__SOURCE RECORDS__:
--------

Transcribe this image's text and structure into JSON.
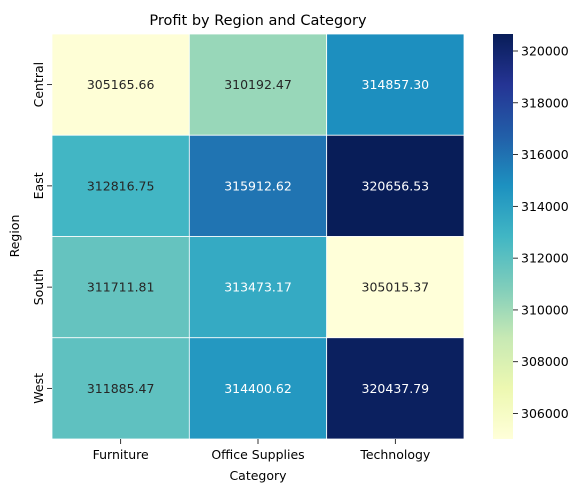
{
  "chart_data": {
    "type": "heatmap",
    "title": "Profit by Region and Category",
    "xlabel": "Category",
    "ylabel": "Region",
    "categories": [
      "Furniture",
      "Office Supplies",
      "Technology"
    ],
    "rows": [
      "Central",
      "East",
      "South",
      "West"
    ],
    "values": [
      [
        305165.66,
        310192.47,
        314857.3
      ],
      [
        312816.75,
        315912.62,
        320656.53
      ],
      [
        311711.81,
        313473.17,
        305015.37
      ],
      [
        311885.47,
        314400.62,
        320437.79
      ]
    ],
    "value_labels": [
      [
        "305165.66",
        "310192.47",
        "314857.30"
      ],
      [
        "312816.75",
        "315912.62",
        "320656.53"
      ],
      [
        "311711.81",
        "313473.17",
        "305015.37"
      ],
      [
        "311885.47",
        "314400.62",
        "320437.79"
      ]
    ],
    "colormap": "YlGnBu",
    "colorbar": {
      "range": [
        305015.37,
        320656.53
      ],
      "ticks": [
        306000,
        308000,
        310000,
        312000,
        314000,
        316000,
        318000,
        320000
      ]
    },
    "cell_border_color": "#ffffff",
    "label_color_dark": "#262626",
    "label_color_light": "#ffffff"
  }
}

--------

__INSTRUCTIONS TO FOLLOW__: Return each line of the data, keeping its wording exact and omitting pictures.

__ANSWER TO THIS EXERCISE__:
Transcribe this image's text and structure into JSON.
{
  "chart_data": {
    "type": "heatmap",
    "title": "Profit by Region and Category",
    "xlabel": "Category",
    "ylabel": "Region",
    "categories": [
      "Furniture",
      "Office Supplies",
      "Technology"
    ],
    "rows": [
      "Central",
      "East",
      "South",
      "West"
    ],
    "values": [
      [
        305165.66,
        310192.47,
        314857.3
      ],
      [
        312816.75,
        315912.62,
        320656.53
      ],
      [
        311711.81,
        313473.17,
        305015.37
      ],
      [
        311885.47,
        314400.62,
        320437.79
      ]
    ],
    "value_labels": [
      [
        "305165.66",
        "310192.47",
        "314857.30"
      ],
      [
        "312816.75",
        "315912.62",
        "320656.53"
      ],
      [
        "311711.81",
        "313473.17",
        "305015.37"
      ],
      [
        "311885.47",
        "314400.62",
        "320437.79"
      ]
    ],
    "colormap": "YlGnBu",
    "colorbar": {
      "range": [
        305015.37,
        320656.53
      ],
      "ticks": [
        306000,
        308000,
        310000,
        312000,
        314000,
        316000,
        318000,
        320000
      ]
    },
    "cell_border_color": "#ffffff",
    "label_color_dark": "#262626",
    "label_color_light": "#ffffff"
  }
}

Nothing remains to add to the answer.